Task to complete
Omit images. Retype all entries verbatim.

***** Records shown

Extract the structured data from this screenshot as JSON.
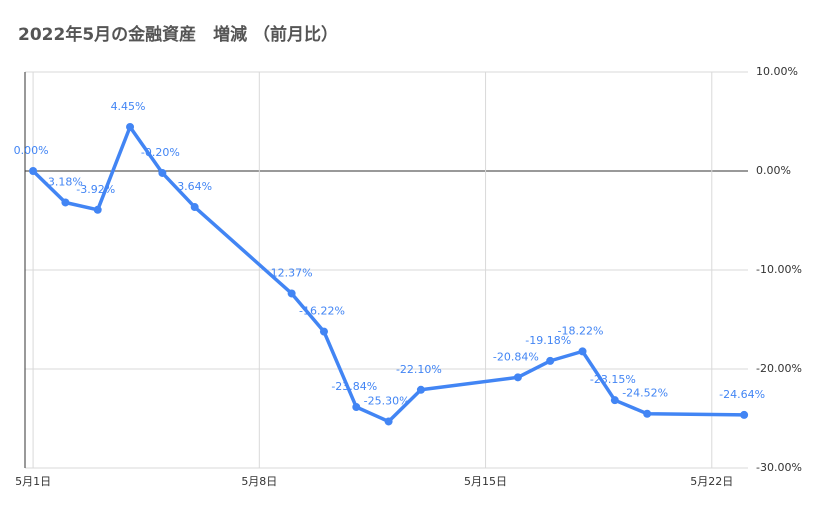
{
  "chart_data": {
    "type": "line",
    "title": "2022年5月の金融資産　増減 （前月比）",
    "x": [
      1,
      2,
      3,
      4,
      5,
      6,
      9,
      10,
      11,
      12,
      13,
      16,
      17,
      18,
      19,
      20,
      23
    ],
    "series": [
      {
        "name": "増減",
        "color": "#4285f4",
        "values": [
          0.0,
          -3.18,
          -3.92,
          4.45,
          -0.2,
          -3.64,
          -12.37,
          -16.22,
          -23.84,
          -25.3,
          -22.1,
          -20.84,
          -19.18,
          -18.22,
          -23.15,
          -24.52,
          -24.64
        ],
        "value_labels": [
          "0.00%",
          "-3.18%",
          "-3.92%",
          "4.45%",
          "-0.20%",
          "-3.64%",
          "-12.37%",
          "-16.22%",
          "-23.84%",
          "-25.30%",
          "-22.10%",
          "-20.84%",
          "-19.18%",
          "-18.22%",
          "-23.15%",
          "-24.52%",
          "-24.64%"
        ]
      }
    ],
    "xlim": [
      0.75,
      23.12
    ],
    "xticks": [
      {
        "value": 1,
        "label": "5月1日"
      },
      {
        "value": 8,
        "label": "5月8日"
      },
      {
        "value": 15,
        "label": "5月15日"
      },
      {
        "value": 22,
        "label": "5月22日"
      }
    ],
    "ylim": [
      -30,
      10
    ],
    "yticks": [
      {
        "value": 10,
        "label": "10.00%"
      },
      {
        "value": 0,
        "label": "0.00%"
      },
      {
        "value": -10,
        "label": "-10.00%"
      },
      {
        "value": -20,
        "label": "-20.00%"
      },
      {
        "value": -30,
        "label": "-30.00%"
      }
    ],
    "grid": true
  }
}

**********

Expected output
Extract the structured data from this screenshot as JSON.
{
  "chart_data": {
    "type": "line",
    "title": "2022年5月の金融資産　増減 （前月比）",
    "x": [
      1,
      2,
      3,
      4,
      5,
      6,
      9,
      10,
      11,
      12,
      13,
      16,
      17,
      18,
      19,
      20,
      23
    ],
    "series": [
      {
        "name": "増減",
        "color": "#4285f4",
        "values": [
          0.0,
          -3.18,
          -3.92,
          4.45,
          -0.2,
          -3.64,
          -12.37,
          -16.22,
          -23.84,
          -25.3,
          -22.1,
          -20.84,
          -19.18,
          -18.22,
          -23.15,
          -24.52,
          -24.64
        ],
        "value_labels": [
          "0.00%",
          "-3.18%",
          "-3.92%",
          "4.45%",
          "-0.20%",
          "-3.64%",
          "-12.37%",
          "-16.22%",
          "-23.84%",
          "-25.30%",
          "-22.10%",
          "-20.84%",
          "-19.18%",
          "-18.22%",
          "-23.15%",
          "-24.52%",
          "-24.64%"
        ]
      }
    ],
    "xlim": [
      0.75,
      23.12
    ],
    "xticks": [
      {
        "value": 1,
        "label": "5月1日"
      },
      {
        "value": 8,
        "label": "5月8日"
      },
      {
        "value": 15,
        "label": "5月15日"
      },
      {
        "value": 22,
        "label": "5月22日"
      }
    ],
    "ylim": [
      -30,
      10
    ],
    "yticks": [
      {
        "value": 10,
        "label": "10.00%"
      },
      {
        "value": 0,
        "label": "0.00%"
      },
      {
        "value": -10,
        "label": "-10.00%"
      },
      {
        "value": -20,
        "label": "-20.00%"
      },
      {
        "value": -30,
        "label": "-30.00%"
      }
    ],
    "grid": true
  }
}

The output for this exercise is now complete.